Dataset rows about figures
====

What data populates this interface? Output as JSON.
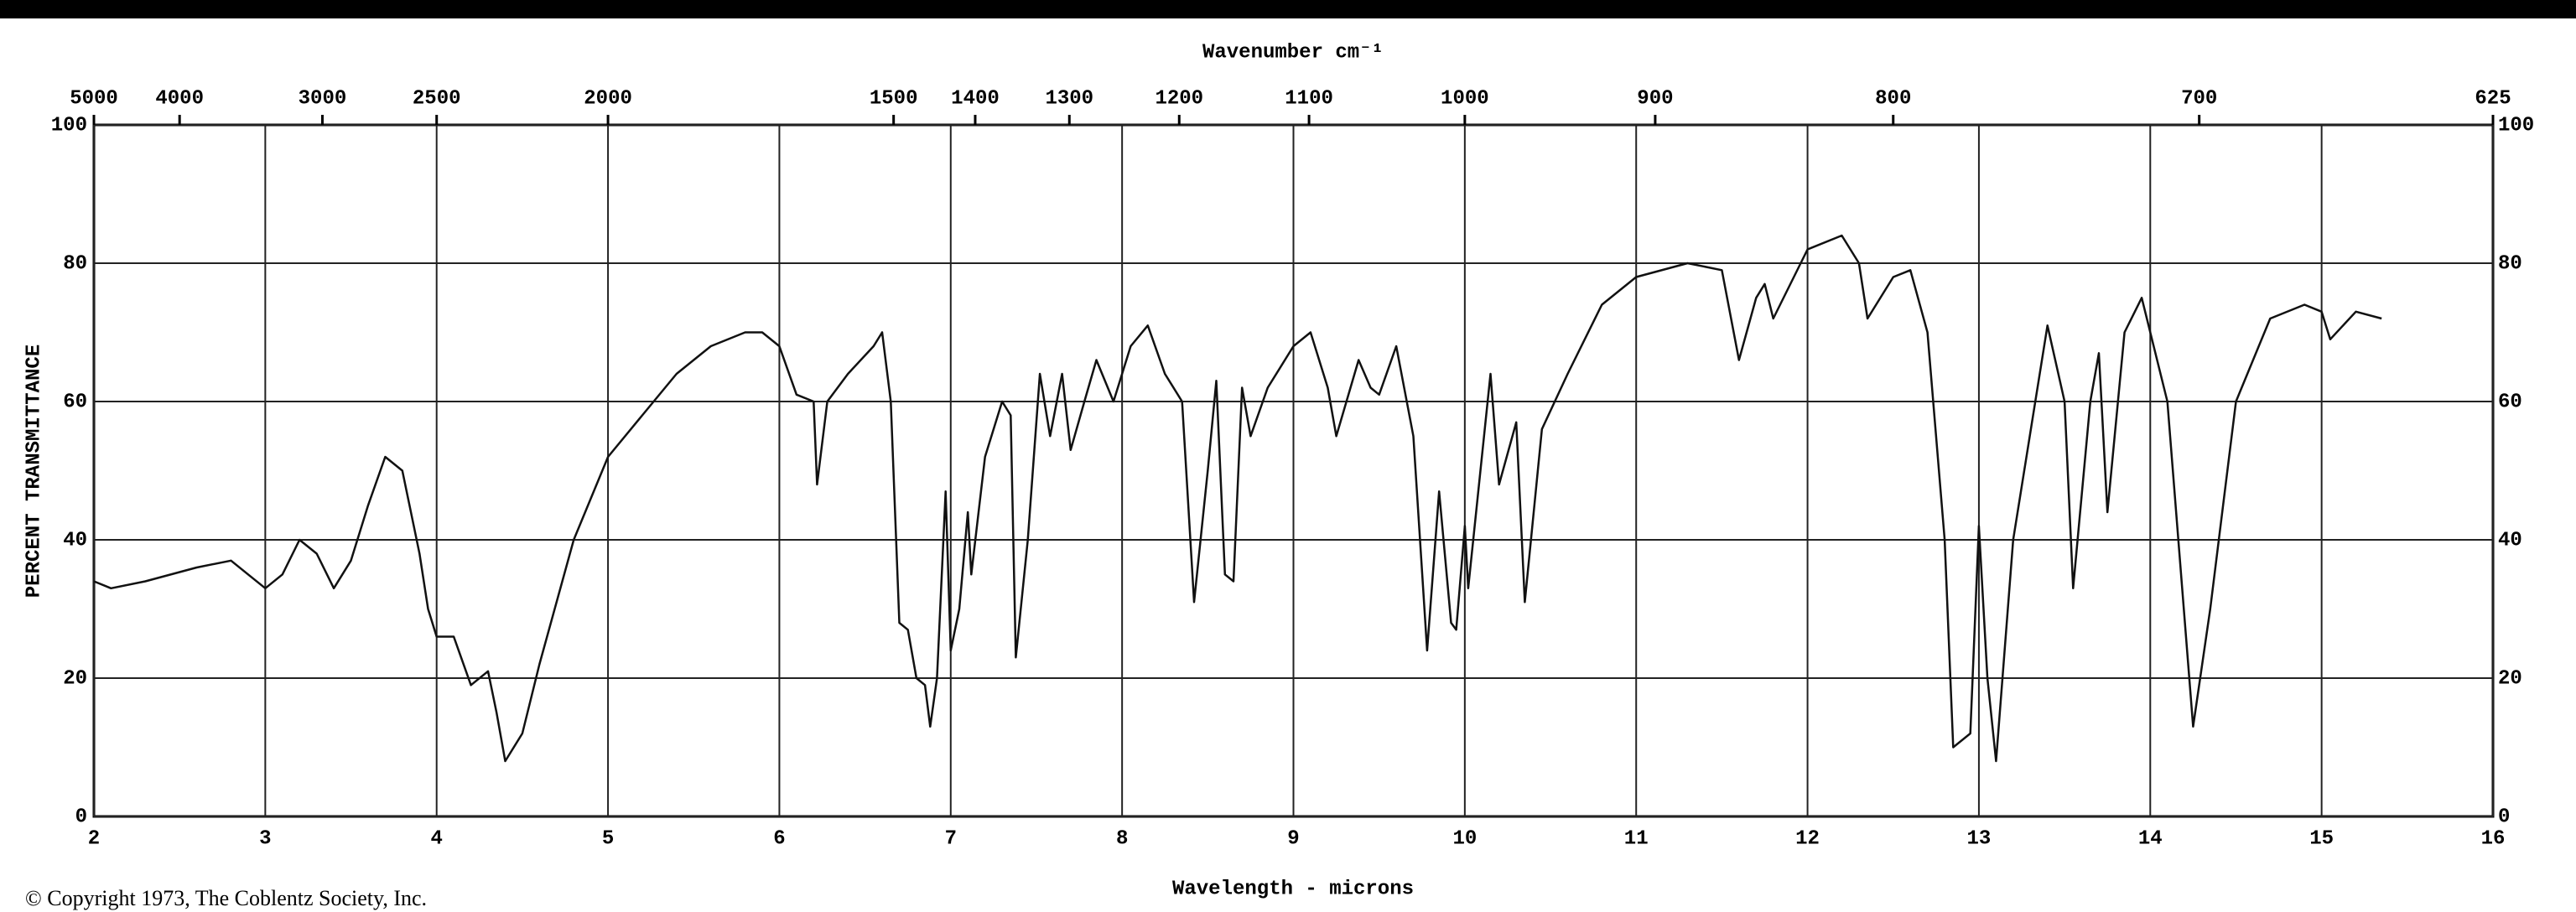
{
  "chart_data": {
    "type": "line",
    "x2label": "Wavenumber cm⁻¹",
    "xlabel": "Wavelength - microns",
    "ylabel": "PERCENT TRANSMITTANCE",
    "copyright": "© Copyright 1973, The Coblentz Society, Inc.",
    "color": "#111111",
    "grid": true,
    "xlim": [
      2,
      16
    ],
    "xticks": [
      2,
      3,
      4,
      5,
      6,
      7,
      8,
      9,
      10,
      11,
      12,
      13,
      14,
      15,
      16
    ],
    "ylim": [
      0,
      100
    ],
    "yticks": [
      0,
      20,
      40,
      60,
      80,
      100
    ],
    "x2scale": "reciprocal",
    "x2lim": [
      5000,
      625
    ],
    "x2ticks": [
      5000,
      4000,
      3000,
      2500,
      2000,
      1500,
      1400,
      1300,
      1200,
      1100,
      1000,
      900,
      800,
      700,
      625
    ],
    "x": [
      2.0,
      2.1,
      2.3,
      2.6,
      2.8,
      2.9,
      3.0,
      3.1,
      3.2,
      3.3,
      3.4,
      3.5,
      3.6,
      3.7,
      3.8,
      3.9,
      3.95,
      4.0,
      4.1,
      4.2,
      4.3,
      4.35,
      4.4,
      4.5,
      4.6,
      4.8,
      5.0,
      5.2,
      5.4,
      5.6,
      5.8,
      5.9,
      6.0,
      6.1,
      6.2,
      6.22,
      6.28,
      6.4,
      6.55,
      6.6,
      6.65,
      6.7,
      6.75,
      6.8,
      6.85,
      6.88,
      6.92,
      6.97,
      7.0,
      7.05,
      7.1,
      7.12,
      7.2,
      7.3,
      7.35,
      7.38,
      7.45,
      7.52,
      7.58,
      7.65,
      7.7,
      7.78,
      7.85,
      7.95,
      8.05,
      8.15,
      8.25,
      8.35,
      8.42,
      8.5,
      8.55,
      8.6,
      8.65,
      8.7,
      8.75,
      8.85,
      9.0,
      9.1,
      9.2,
      9.25,
      9.38,
      9.45,
      9.5,
      9.6,
      9.7,
      9.78,
      9.85,
      9.92,
      9.95,
      10.0,
      10.02,
      10.15,
      10.2,
      10.3,
      10.35,
      10.45,
      10.6,
      10.8,
      11.0,
      11.3,
      11.5,
      11.6,
      11.7,
      11.75,
      11.8,
      12.0,
      12.2,
      12.3,
      12.35,
      12.5,
      12.6,
      12.7,
      12.8,
      12.85,
      12.95,
      13.0,
      13.05,
      13.1,
      13.2,
      13.4,
      13.5,
      13.55,
      13.65,
      13.7,
      13.75,
      13.85,
      13.95,
      14.1,
      14.25,
      14.35,
      14.5,
      14.7,
      14.9,
      15.0,
      15.05,
      15.2,
      15.35
    ],
    "values": [
      34,
      33,
      34,
      36,
      37,
      35,
      33,
      35,
      40,
      38,
      33,
      37,
      45,
      52,
      50,
      38,
      30,
      26,
      26,
      19,
      21,
      15,
      8,
      12,
      22,
      40,
      52,
      58,
      64,
      68,
      70,
      70,
      68,
      61,
      60,
      48,
      60,
      64,
      68,
      70,
      60,
      28,
      27,
      20,
      19,
      13,
      20,
      47,
      24,
      30,
      44,
      35,
      52,
      60,
      58,
      23,
      40,
      64,
      55,
      64,
      53,
      60,
      66,
      60,
      68,
      71,
      64,
      60,
      31,
      50,
      63,
      35,
      34,
      62,
      55,
      62,
      68,
      70,
      62,
      55,
      66,
      62,
      61,
      68,
      55,
      24,
      47,
      28,
      27,
      42,
      33,
      64,
      48,
      57,
      31,
      56,
      64,
      74,
      78,
      80,
      79,
      66,
      75,
      77,
      72,
      82,
      84,
      80,
      72,
      78,
      79,
      70,
      40,
      10,
      12,
      42,
      20,
      8,
      40,
      71,
      60,
      33,
      60,
      67,
      44,
      70,
      75,
      60,
      13,
      30,
      60,
      72,
      74,
      73,
      69,
      73,
      72
    ]
  }
}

====

▶ **Job**
Transcribe each entry above exactly, apart from the pictures.

▶ **Answer to the task**
What data populates this interface? Output as JSON.
{
  "chart_data": {
    "type": "line",
    "x2label": "Wavenumber cm⁻¹",
    "xlabel": "Wavelength - microns",
    "ylabel": "PERCENT TRANSMITTANCE",
    "copyright": "© Copyright 1973, The Coblentz Society, Inc.",
    "color": "#111111",
    "grid": true,
    "xlim": [
      2,
      16
    ],
    "xticks": [
      2,
      3,
      4,
      5,
      6,
      7,
      8,
      9,
      10,
      11,
      12,
      13,
      14,
      15,
      16
    ],
    "ylim": [
      0,
      100
    ],
    "yticks": [
      0,
      20,
      40,
      60,
      80,
      100
    ],
    "x2scale": "reciprocal",
    "x2lim": [
      5000,
      625
    ],
    "x2ticks": [
      5000,
      4000,
      3000,
      2500,
      2000,
      1500,
      1400,
      1300,
      1200,
      1100,
      1000,
      900,
      800,
      700,
      625
    ],
    "x": [
      2.0,
      2.1,
      2.3,
      2.6,
      2.8,
      2.9,
      3.0,
      3.1,
      3.2,
      3.3,
      3.4,
      3.5,
      3.6,
      3.7,
      3.8,
      3.9,
      3.95,
      4.0,
      4.1,
      4.2,
      4.3,
      4.35,
      4.4,
      4.5,
      4.6,
      4.8,
      5.0,
      5.2,
      5.4,
      5.6,
      5.8,
      5.9,
      6.0,
      6.1,
      6.2,
      6.22,
      6.28,
      6.4,
      6.55,
      6.6,
      6.65,
      6.7,
      6.75,
      6.8,
      6.85,
      6.88,
      6.92,
      6.97,
      7.0,
      7.05,
      7.1,
      7.12,
      7.2,
      7.3,
      7.35,
      7.38,
      7.45,
      7.52,
      7.58,
      7.65,
      7.7,
      7.78,
      7.85,
      7.95,
      8.05,
      8.15,
      8.25,
      8.35,
      8.42,
      8.5,
      8.55,
      8.6,
      8.65,
      8.7,
      8.75,
      8.85,
      9.0,
      9.1,
      9.2,
      9.25,
      9.38,
      9.45,
      9.5,
      9.6,
      9.7,
      9.78,
      9.85,
      9.92,
      9.95,
      10.0,
      10.02,
      10.15,
      10.2,
      10.3,
      10.35,
      10.45,
      10.6,
      10.8,
      11.0,
      11.3,
      11.5,
      11.6,
      11.7,
      11.75,
      11.8,
      12.0,
      12.2,
      12.3,
      12.35,
      12.5,
      12.6,
      12.7,
      12.8,
      12.85,
      12.95,
      13.0,
      13.05,
      13.1,
      13.2,
      13.4,
      13.5,
      13.55,
      13.65,
      13.7,
      13.75,
      13.85,
      13.95,
      14.1,
      14.25,
      14.35,
      14.5,
      14.7,
      14.9,
      15.0,
      15.05,
      15.2,
      15.35
    ],
    "values": [
      34,
      33,
      34,
      36,
      37,
      35,
      33,
      35,
      40,
      38,
      33,
      37,
      45,
      52,
      50,
      38,
      30,
      26,
      26,
      19,
      21,
      15,
      8,
      12,
      22,
      40,
      52,
      58,
      64,
      68,
      70,
      70,
      68,
      61,
      60,
      48,
      60,
      64,
      68,
      70,
      60,
      28,
      27,
      20,
      19,
      13,
      20,
      47,
      24,
      30,
      44,
      35,
      52,
      60,
      58,
      23,
      40,
      64,
      55,
      64,
      53,
      60,
      66,
      60,
      68,
      71,
      64,
      60,
      31,
      50,
      63,
      35,
      34,
      62,
      55,
      62,
      68,
      70,
      62,
      55,
      66,
      62,
      61,
      68,
      55,
      24,
      47,
      28,
      27,
      42,
      33,
      64,
      48,
      57,
      31,
      56,
      64,
      74,
      78,
      80,
      79,
      66,
      75,
      77,
      72,
      82,
      84,
      80,
      72,
      78,
      79,
      70,
      40,
      10,
      12,
      42,
      20,
      8,
      40,
      71,
      60,
      33,
      60,
      67,
      44,
      70,
      75,
      60,
      13,
      30,
      60,
      72,
      74,
      73,
      69,
      73,
      72
    ]
  }
}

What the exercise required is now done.